YOUR INSTRUCTIONS: Copy out lines with the word "ΑΜΕΑ" from the material that follows.

[Rows from a dataset]
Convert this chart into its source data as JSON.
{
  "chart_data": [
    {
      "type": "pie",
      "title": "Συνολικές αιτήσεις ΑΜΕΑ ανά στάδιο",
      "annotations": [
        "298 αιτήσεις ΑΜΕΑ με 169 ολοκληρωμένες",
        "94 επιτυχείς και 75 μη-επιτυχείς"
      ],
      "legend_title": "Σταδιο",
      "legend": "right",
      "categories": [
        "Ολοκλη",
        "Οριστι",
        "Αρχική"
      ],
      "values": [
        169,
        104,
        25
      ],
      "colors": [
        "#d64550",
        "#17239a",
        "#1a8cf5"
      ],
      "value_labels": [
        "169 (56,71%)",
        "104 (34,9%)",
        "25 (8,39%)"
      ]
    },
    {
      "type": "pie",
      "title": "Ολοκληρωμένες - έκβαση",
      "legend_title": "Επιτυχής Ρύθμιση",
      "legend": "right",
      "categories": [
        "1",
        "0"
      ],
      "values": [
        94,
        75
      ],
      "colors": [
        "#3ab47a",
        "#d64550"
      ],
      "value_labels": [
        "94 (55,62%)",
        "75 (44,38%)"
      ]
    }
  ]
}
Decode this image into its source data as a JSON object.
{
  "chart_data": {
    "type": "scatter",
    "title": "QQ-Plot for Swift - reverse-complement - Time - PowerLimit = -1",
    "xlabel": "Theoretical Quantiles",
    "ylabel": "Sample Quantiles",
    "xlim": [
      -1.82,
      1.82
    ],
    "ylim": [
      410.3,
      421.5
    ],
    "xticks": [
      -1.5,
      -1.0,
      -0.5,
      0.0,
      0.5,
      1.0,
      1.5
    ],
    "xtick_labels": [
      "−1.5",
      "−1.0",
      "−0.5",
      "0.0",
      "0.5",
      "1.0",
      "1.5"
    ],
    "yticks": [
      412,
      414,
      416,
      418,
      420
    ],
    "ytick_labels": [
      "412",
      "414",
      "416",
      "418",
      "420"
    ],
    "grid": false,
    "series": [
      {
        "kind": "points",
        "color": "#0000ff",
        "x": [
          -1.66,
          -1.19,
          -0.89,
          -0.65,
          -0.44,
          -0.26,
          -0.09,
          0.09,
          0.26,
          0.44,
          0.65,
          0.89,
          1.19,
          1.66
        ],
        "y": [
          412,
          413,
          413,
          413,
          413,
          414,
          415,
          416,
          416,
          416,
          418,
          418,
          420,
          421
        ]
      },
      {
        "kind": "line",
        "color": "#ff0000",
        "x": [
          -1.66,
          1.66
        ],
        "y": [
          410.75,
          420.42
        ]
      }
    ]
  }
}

WRITTEN SOLUTION:
      "title": "Συνολικές αιτήσεις ΑΜΕΑ ανά στάδιο",
        "298 αιτήσεις ΑΜΕΑ με 169 ολοκληρωμένες",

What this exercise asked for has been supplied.